--- SUPPLIED DATA ---

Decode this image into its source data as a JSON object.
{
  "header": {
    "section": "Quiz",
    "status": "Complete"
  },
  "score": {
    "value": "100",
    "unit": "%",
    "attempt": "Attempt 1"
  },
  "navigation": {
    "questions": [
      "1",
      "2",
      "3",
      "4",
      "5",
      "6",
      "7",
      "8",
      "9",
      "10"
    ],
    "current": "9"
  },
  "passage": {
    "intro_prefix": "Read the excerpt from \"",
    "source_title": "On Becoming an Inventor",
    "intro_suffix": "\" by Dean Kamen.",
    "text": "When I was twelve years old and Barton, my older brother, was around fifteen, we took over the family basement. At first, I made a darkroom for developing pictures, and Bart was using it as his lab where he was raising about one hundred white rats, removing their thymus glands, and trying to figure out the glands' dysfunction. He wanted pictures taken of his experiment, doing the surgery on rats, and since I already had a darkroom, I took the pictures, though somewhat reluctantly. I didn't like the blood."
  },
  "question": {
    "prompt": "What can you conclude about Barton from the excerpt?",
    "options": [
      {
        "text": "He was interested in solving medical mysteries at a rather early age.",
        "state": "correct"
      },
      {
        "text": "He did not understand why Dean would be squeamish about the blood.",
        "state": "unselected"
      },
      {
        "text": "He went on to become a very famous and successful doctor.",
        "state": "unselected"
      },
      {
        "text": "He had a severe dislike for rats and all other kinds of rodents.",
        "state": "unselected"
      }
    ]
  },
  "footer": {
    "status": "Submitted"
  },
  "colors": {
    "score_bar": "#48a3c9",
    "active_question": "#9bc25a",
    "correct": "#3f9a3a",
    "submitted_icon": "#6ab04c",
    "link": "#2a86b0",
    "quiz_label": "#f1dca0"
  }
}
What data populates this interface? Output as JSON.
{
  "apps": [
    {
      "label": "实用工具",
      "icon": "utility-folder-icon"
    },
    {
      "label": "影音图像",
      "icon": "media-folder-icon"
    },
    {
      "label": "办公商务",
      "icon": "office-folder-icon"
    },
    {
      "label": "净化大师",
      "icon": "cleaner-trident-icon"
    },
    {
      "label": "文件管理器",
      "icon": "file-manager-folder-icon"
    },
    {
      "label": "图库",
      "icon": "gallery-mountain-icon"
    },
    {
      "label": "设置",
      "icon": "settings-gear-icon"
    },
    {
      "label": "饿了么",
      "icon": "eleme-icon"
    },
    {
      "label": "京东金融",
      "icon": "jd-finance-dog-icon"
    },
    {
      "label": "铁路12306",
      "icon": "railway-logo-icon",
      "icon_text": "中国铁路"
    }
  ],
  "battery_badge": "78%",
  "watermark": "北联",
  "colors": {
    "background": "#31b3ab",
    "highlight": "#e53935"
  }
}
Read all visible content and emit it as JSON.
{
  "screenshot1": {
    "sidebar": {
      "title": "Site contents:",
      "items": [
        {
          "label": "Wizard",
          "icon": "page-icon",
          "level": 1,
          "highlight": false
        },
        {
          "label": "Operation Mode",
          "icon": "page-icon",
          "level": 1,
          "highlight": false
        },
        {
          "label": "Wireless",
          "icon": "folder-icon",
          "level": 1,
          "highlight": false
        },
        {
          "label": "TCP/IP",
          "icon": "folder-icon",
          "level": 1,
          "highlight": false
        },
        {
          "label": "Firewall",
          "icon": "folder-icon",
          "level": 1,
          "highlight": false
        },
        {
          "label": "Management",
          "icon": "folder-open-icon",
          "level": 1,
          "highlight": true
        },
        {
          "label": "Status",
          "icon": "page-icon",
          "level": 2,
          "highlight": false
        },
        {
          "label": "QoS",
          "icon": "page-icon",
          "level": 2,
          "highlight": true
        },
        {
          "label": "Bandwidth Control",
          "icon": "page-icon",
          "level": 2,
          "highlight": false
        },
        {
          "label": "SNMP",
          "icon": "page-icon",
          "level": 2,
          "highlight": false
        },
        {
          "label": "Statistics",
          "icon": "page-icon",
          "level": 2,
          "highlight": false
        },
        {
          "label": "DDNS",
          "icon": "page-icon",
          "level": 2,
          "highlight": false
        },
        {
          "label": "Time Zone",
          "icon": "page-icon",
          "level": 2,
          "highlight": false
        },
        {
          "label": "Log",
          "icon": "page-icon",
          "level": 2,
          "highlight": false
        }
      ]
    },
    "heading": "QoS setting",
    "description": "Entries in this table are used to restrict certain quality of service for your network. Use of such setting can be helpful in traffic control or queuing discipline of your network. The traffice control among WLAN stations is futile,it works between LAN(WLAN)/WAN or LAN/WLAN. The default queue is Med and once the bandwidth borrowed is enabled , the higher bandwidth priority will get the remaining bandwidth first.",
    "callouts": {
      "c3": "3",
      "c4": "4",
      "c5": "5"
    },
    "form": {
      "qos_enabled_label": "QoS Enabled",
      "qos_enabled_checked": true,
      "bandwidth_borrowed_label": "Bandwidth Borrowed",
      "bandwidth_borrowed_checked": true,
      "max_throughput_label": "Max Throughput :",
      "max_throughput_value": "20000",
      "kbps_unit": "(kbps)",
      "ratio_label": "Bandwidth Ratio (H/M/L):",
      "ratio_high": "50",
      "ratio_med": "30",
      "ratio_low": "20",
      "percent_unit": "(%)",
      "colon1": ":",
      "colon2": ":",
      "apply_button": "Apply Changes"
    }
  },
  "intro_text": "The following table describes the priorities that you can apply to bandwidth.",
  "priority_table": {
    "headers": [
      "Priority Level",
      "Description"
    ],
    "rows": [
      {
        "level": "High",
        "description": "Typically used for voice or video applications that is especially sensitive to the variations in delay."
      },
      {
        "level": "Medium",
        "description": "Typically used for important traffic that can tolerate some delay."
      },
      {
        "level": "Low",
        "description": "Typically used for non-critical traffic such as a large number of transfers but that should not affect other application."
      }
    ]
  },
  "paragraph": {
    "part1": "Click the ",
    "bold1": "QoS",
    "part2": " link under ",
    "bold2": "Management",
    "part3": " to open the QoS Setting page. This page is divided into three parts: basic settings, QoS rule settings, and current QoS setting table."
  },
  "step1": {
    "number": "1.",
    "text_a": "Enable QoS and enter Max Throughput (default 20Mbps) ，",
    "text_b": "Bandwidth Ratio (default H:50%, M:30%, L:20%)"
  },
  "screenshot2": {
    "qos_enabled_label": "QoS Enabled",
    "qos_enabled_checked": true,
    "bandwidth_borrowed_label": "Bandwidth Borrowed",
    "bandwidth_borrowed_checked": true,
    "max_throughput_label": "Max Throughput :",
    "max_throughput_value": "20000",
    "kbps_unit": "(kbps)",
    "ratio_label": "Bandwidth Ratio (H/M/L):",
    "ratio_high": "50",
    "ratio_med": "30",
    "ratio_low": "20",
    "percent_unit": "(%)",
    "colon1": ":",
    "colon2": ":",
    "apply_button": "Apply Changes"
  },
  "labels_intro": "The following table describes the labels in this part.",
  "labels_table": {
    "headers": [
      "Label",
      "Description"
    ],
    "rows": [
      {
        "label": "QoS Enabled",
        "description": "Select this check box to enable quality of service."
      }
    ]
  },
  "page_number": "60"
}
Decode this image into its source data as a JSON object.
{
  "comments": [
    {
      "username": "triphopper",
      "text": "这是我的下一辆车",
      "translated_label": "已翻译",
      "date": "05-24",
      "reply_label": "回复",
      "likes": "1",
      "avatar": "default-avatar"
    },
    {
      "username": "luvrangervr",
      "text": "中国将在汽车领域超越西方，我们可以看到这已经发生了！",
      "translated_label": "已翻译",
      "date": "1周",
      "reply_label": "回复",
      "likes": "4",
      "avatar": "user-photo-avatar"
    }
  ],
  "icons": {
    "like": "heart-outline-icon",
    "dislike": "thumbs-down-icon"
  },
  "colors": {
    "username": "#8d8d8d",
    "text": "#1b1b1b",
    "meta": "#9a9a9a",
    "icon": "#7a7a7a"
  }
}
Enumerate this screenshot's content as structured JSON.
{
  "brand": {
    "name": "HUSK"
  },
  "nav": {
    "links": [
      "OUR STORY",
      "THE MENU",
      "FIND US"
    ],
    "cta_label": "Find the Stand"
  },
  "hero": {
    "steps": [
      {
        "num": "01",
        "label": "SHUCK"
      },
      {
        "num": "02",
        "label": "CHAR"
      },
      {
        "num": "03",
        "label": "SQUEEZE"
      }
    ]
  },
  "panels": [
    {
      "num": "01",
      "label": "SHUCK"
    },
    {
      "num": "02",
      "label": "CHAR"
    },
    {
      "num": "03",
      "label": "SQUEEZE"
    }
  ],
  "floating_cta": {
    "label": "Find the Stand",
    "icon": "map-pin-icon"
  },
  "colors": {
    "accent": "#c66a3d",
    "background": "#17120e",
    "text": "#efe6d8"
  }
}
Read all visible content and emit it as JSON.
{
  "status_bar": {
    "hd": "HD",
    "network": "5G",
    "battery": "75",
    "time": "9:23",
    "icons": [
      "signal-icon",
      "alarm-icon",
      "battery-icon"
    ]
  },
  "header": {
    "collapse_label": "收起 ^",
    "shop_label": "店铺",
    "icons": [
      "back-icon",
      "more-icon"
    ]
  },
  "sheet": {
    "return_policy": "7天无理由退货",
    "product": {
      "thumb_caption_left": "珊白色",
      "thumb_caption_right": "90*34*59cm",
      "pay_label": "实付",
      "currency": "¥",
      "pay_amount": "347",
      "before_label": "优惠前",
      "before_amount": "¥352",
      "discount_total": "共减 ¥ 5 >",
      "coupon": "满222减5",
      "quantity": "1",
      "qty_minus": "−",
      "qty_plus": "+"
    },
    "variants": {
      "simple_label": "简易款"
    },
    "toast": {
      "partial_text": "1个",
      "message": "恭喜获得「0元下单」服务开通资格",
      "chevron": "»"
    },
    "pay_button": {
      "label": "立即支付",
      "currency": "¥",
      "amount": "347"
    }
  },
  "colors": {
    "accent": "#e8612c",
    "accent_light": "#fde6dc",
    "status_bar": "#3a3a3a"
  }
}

---

◆ TASK BRIEF
Looking at the data above, show all lines where the word "avatar" occurs.

◆ ANSWER TO THE TASK
      "avatar": "default-avatar"
      "avatar": "user-photo-avatar"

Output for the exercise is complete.